● Some records:
..............................

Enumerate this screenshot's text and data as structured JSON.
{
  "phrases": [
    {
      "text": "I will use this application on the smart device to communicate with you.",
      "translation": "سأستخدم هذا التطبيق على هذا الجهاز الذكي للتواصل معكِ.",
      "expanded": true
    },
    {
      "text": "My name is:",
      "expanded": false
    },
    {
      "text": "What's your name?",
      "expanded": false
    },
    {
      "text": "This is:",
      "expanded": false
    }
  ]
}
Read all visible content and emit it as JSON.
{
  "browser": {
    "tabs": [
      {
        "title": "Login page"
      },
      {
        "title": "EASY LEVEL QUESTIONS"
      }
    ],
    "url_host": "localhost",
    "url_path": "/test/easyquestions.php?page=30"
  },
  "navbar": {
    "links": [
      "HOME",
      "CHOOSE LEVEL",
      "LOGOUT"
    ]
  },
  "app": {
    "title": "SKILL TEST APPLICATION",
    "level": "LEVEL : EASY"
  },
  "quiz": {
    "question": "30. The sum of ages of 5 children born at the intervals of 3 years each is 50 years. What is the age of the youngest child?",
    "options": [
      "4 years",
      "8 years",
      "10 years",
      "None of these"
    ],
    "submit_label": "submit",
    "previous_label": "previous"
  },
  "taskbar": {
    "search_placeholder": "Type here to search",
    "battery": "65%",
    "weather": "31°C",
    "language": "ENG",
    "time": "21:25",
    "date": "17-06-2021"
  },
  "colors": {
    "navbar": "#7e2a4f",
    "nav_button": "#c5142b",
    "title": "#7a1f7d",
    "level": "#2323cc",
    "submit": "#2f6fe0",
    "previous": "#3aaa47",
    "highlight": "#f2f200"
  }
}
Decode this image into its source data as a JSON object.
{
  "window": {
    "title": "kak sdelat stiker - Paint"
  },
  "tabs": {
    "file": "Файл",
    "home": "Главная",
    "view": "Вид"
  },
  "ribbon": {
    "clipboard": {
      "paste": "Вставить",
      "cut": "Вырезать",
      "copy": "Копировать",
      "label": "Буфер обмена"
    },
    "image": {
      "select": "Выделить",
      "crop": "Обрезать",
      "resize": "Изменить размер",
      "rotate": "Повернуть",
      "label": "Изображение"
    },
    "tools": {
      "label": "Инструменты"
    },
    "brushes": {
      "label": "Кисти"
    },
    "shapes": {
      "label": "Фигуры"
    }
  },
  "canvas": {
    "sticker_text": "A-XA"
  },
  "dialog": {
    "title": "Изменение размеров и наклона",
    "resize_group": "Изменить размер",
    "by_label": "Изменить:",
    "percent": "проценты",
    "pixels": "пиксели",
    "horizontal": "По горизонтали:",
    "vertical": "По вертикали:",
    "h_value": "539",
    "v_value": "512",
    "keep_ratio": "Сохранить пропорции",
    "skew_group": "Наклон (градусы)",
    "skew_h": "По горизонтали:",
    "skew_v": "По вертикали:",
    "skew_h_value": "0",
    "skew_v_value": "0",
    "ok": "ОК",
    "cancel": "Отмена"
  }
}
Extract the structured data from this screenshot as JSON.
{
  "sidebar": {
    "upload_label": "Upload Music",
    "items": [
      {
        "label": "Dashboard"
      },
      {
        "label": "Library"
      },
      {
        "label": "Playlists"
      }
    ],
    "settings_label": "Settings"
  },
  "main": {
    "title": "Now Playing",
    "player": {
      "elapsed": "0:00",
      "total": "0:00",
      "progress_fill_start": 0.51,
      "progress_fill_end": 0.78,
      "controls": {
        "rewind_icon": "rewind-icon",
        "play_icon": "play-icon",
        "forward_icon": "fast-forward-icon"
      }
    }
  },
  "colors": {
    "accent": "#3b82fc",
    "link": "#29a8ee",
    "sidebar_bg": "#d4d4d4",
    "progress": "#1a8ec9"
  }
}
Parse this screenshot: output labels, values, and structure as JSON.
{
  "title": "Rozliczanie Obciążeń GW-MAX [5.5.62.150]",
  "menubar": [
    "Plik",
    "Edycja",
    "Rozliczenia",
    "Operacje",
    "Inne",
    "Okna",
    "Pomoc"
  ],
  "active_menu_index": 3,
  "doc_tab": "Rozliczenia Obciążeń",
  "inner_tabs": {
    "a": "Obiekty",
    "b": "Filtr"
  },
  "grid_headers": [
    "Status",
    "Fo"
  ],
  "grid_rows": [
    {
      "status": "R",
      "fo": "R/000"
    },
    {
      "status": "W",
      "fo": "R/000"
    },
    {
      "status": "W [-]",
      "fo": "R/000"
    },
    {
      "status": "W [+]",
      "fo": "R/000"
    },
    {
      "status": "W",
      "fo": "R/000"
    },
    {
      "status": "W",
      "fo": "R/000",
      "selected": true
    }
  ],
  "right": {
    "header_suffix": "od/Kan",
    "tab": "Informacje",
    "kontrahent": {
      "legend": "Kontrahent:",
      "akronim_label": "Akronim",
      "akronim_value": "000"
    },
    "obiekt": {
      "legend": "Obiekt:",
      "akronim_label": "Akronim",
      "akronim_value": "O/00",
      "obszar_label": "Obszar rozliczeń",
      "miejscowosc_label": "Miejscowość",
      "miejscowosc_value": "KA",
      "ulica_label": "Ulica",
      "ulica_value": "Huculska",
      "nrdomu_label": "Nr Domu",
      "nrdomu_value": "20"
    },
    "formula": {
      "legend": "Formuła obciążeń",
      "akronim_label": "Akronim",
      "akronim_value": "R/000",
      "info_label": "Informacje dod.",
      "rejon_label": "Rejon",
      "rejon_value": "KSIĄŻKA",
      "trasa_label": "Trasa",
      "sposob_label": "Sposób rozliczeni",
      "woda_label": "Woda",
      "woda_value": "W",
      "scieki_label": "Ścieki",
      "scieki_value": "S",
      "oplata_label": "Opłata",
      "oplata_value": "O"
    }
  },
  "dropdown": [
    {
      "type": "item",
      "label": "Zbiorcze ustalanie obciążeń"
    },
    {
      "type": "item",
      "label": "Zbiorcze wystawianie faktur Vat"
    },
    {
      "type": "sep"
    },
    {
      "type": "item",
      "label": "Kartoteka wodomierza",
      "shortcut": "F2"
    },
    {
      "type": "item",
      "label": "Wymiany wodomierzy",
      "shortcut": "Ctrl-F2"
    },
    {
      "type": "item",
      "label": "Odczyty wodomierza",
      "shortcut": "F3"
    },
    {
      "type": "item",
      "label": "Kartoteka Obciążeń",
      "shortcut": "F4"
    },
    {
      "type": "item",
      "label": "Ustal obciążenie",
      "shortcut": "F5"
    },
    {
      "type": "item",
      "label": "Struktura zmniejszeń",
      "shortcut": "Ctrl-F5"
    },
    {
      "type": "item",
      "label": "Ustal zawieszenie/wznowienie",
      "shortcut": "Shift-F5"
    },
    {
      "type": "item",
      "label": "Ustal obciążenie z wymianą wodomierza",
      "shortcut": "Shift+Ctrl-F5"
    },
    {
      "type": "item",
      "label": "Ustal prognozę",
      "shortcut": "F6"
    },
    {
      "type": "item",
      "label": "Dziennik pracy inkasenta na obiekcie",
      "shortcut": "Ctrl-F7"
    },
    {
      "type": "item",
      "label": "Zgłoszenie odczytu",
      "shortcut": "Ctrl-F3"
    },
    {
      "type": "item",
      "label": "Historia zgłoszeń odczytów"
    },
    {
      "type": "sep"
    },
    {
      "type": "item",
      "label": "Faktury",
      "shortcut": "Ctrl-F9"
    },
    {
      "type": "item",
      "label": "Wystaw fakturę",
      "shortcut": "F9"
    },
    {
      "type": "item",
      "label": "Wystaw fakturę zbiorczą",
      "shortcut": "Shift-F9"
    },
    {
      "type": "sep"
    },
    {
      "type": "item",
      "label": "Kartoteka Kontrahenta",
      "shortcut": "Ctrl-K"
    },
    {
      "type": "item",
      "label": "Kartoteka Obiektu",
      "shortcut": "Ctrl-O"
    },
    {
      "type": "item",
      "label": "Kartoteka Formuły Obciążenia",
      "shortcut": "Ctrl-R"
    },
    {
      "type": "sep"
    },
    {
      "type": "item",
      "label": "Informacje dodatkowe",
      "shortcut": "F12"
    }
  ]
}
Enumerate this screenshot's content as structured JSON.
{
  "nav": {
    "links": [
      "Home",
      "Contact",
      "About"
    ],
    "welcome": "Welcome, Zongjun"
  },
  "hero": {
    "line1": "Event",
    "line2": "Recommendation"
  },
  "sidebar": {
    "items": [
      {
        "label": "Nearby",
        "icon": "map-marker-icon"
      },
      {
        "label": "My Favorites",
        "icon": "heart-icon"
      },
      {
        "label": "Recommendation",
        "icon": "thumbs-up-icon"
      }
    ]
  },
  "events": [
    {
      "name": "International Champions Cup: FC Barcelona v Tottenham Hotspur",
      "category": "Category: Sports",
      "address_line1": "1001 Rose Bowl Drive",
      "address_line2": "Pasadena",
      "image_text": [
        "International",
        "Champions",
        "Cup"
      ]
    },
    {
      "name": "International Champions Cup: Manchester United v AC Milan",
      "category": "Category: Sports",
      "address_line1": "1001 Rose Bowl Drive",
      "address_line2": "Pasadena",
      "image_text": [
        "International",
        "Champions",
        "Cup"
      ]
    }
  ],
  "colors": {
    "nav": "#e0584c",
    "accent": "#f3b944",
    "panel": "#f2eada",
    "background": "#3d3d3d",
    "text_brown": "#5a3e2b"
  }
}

..............................

● WHAT IS EXPECTED:
Where a line contains the string "вертикали", extract that line.

● COMPLETED TASK:
    "vertical": "По вертикали:",
    "skew_v": "По вертикали:",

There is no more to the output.